§ **Problem**
Copy each line in the data that includes the word "pomoći".

§ **Dataset excerpts**
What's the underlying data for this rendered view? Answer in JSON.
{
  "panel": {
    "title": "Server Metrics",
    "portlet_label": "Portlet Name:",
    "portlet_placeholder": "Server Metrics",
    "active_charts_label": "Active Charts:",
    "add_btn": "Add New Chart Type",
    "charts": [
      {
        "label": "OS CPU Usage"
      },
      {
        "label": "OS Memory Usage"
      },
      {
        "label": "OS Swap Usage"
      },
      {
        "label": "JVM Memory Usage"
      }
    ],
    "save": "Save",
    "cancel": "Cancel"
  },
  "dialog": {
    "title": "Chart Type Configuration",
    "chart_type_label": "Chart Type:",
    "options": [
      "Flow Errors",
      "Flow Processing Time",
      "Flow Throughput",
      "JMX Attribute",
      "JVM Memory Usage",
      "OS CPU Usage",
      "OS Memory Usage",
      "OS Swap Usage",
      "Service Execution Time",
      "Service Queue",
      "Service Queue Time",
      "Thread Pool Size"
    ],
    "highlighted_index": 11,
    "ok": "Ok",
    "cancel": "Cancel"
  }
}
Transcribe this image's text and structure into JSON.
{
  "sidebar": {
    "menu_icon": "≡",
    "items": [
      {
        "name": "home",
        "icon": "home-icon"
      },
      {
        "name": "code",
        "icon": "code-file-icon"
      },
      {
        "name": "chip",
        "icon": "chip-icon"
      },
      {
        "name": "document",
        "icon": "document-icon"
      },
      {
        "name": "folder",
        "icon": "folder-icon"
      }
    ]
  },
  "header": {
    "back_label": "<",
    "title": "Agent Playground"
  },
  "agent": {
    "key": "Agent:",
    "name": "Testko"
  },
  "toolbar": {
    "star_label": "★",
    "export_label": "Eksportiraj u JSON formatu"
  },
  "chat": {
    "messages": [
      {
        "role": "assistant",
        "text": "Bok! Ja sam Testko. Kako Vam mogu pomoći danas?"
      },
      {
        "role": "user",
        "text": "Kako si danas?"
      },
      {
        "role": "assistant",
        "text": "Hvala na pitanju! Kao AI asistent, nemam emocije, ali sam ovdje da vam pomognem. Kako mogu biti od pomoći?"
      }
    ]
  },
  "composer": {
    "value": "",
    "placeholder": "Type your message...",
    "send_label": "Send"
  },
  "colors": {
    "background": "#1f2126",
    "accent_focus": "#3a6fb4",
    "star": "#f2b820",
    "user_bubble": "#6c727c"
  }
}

§ **Response for this exercise**
        "text": "Bok! Ja sam Testko. Kako Vam mogu pomoći danas?"
        "text": "Hvala na pitanju! Kao AI asistent, nemam emocije, ali sam ovdje da vam pomognem. Kako mogu biti od pomoći?"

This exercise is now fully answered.